» GIVEN RECORDS
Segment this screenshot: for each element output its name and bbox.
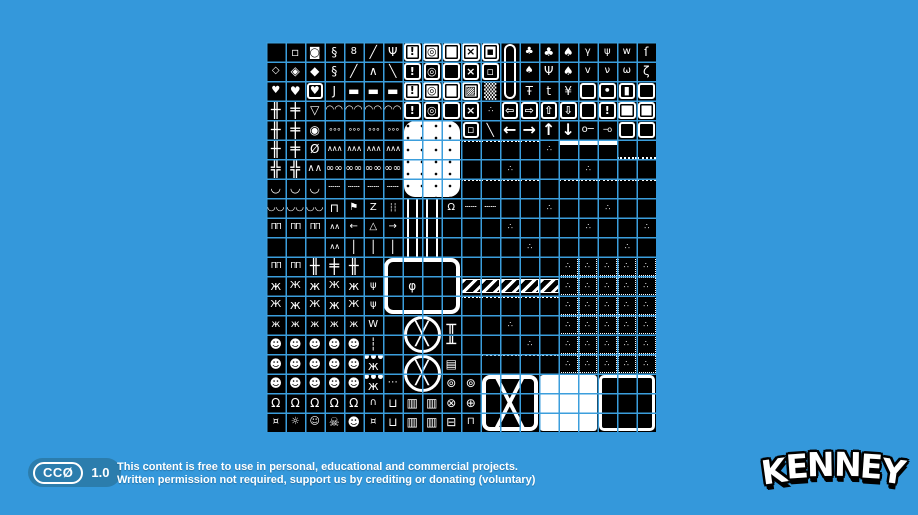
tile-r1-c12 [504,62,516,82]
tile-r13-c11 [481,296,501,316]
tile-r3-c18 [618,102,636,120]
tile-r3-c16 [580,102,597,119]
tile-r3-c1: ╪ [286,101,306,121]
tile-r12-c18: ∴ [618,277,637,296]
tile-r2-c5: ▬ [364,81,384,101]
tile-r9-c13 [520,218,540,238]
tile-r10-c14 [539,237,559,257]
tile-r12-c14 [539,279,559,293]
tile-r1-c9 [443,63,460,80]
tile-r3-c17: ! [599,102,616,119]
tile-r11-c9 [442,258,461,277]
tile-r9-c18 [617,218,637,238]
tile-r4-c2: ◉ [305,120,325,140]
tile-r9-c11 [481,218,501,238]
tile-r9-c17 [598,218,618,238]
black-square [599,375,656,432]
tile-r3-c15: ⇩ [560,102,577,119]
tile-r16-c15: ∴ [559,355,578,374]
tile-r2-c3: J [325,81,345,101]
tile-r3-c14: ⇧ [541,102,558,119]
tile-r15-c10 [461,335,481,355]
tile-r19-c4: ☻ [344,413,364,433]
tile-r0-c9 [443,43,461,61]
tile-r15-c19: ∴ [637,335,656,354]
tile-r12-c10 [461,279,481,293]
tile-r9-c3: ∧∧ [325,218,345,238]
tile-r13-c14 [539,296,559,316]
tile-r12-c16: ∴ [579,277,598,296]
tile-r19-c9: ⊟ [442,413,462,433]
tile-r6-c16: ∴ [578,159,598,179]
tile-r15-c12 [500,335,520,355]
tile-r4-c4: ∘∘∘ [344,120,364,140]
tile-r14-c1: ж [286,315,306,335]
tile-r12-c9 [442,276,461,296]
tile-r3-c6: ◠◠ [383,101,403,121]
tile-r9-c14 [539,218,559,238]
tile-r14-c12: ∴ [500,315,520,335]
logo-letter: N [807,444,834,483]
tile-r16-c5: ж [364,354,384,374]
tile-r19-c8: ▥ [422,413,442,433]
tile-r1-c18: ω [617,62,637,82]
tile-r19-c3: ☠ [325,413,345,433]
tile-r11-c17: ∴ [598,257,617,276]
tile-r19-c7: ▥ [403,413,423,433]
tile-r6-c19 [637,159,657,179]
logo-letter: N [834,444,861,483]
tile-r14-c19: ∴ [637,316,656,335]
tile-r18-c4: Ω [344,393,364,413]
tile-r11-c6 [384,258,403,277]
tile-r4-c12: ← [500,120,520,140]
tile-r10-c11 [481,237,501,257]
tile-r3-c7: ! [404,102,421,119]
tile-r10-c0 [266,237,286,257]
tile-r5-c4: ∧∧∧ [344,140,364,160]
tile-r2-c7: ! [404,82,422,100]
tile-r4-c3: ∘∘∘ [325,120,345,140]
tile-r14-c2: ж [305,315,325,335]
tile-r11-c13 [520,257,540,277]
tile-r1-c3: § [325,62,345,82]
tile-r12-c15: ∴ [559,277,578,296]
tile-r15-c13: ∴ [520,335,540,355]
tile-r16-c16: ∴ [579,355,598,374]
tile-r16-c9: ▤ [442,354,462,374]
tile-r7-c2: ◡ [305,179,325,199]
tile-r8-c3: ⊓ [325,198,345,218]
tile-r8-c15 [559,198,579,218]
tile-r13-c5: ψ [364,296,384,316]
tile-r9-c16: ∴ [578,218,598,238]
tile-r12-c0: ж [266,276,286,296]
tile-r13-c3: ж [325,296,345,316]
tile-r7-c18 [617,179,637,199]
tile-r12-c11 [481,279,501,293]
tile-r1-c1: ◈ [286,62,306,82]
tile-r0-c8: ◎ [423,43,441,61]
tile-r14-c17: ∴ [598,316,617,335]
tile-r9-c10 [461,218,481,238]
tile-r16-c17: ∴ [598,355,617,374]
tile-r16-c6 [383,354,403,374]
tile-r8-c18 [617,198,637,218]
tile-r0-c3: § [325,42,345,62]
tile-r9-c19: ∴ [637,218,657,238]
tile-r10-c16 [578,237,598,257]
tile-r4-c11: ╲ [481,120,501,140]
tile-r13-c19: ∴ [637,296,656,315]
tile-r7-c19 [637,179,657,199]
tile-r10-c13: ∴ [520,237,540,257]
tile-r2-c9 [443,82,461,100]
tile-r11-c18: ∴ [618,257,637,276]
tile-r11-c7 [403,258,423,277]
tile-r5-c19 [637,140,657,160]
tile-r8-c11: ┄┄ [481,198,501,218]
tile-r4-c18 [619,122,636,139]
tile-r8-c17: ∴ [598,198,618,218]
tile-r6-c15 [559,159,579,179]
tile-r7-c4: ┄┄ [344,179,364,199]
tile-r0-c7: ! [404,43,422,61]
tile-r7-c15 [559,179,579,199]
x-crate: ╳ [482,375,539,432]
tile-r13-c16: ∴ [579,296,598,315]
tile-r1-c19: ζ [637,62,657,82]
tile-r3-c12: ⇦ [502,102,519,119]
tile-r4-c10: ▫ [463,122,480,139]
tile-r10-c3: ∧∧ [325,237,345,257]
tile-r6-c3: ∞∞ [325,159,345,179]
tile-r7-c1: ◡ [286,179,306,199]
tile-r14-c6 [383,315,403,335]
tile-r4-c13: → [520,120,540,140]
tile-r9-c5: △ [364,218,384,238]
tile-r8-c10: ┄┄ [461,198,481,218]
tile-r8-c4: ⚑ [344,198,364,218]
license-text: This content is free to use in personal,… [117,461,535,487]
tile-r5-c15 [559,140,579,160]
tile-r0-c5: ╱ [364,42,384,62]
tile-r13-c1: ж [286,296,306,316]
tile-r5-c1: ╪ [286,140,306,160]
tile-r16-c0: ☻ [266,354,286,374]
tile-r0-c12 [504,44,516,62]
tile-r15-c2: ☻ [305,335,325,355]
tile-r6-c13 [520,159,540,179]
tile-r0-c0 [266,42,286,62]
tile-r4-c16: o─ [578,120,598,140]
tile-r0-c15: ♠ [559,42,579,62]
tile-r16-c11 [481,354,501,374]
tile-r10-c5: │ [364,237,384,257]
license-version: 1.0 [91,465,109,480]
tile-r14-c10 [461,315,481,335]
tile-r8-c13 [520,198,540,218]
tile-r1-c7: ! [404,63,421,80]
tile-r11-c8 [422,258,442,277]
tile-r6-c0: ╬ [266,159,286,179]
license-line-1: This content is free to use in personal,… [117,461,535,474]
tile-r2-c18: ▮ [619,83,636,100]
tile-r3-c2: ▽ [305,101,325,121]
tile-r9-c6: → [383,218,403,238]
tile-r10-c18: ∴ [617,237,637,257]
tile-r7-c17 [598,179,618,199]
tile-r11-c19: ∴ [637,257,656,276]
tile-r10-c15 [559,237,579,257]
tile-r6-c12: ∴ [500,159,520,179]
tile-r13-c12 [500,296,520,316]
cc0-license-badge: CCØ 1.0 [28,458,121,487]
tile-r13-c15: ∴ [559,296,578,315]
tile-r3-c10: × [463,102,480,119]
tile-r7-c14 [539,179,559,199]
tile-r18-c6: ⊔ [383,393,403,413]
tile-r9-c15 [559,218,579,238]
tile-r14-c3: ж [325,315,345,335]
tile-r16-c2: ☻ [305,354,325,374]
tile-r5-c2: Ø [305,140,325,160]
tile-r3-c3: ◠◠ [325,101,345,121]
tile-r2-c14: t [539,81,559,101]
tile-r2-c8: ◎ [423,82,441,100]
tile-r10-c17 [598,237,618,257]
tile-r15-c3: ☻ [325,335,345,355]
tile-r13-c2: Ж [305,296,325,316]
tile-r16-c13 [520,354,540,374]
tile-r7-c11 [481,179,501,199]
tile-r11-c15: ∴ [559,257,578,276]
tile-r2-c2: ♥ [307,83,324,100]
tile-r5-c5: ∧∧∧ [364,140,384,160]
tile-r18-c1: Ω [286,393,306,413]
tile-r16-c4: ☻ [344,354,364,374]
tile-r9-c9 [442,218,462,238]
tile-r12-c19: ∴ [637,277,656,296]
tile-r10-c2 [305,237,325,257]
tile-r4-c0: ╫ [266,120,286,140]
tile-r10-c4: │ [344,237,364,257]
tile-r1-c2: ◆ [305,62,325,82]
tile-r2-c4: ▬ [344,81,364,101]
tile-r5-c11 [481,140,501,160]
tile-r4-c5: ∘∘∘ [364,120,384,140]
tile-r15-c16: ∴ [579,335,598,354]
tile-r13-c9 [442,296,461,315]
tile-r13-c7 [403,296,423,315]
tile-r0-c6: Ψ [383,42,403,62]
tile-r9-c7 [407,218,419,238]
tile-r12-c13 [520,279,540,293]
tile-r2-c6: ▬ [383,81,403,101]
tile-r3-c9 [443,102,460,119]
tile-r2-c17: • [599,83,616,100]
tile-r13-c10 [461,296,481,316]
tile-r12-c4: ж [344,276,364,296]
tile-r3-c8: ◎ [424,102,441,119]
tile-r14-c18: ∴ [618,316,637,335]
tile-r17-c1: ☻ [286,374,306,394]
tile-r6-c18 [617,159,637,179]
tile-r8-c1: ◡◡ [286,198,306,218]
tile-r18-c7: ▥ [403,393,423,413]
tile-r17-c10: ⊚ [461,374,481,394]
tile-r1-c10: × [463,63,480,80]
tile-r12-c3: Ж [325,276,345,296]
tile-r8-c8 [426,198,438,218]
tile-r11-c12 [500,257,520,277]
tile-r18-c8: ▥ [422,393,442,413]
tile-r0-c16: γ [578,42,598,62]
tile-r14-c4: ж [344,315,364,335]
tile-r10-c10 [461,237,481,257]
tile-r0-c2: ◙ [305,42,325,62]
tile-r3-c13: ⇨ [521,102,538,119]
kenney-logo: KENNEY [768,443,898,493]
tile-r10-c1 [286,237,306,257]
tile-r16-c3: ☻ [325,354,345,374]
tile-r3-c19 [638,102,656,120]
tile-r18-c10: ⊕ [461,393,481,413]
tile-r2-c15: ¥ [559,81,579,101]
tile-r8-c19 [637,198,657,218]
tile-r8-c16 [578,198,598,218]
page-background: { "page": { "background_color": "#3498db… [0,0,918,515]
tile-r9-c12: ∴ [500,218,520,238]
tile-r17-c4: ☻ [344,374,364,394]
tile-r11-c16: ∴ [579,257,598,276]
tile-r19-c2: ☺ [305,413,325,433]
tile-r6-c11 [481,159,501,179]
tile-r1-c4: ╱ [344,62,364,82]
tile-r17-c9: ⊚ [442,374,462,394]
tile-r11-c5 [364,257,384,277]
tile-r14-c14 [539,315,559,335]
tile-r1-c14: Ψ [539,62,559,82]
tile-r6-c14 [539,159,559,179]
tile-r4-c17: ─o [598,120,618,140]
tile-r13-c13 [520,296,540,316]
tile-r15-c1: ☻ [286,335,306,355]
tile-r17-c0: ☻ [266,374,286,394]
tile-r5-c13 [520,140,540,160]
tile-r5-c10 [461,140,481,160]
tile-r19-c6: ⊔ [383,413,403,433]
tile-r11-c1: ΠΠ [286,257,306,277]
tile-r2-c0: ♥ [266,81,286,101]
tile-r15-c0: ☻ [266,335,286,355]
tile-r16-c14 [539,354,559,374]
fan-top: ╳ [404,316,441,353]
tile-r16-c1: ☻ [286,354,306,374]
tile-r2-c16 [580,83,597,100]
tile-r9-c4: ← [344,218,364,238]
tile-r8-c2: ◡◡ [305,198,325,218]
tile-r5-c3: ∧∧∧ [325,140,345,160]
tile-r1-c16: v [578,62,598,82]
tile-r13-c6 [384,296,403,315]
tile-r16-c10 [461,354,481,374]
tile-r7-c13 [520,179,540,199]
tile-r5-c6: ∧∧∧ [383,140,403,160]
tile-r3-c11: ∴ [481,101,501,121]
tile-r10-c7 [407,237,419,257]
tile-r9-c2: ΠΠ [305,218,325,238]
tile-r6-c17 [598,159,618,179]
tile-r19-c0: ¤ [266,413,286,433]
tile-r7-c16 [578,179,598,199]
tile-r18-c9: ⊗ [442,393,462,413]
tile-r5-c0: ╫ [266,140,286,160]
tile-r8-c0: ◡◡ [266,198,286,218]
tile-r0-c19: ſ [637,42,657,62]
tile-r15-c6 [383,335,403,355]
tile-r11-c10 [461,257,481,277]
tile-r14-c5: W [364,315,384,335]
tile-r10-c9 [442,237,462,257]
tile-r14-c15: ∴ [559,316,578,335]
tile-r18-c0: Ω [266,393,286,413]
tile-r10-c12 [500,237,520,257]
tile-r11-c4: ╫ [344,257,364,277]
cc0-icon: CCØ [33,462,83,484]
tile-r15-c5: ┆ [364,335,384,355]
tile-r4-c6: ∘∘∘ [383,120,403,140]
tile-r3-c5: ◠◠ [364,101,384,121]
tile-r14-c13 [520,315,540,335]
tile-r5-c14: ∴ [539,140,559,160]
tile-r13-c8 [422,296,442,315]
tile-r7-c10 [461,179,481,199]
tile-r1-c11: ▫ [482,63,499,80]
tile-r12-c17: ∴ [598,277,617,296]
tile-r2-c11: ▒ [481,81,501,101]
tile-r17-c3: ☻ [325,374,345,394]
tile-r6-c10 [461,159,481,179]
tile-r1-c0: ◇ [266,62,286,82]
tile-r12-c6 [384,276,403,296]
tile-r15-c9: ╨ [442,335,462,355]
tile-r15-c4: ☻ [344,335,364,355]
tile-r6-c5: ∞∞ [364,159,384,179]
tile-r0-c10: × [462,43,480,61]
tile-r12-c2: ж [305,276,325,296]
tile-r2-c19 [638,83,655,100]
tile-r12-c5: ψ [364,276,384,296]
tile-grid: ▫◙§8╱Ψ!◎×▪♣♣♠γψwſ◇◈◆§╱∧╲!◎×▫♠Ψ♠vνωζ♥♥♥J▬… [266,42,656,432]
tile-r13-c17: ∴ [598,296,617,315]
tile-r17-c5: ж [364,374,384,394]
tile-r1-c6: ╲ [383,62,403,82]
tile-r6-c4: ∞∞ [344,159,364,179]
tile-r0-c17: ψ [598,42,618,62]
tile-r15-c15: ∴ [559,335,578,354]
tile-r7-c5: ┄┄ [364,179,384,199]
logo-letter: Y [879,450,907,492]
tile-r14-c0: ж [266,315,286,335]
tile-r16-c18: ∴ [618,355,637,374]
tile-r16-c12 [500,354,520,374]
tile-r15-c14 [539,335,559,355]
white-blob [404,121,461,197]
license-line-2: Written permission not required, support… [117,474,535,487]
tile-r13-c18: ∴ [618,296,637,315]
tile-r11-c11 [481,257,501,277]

» SHORT TASK
How many lines in the rows above contain the string "logo"? Reply with the number alone.

» THE REPLY
4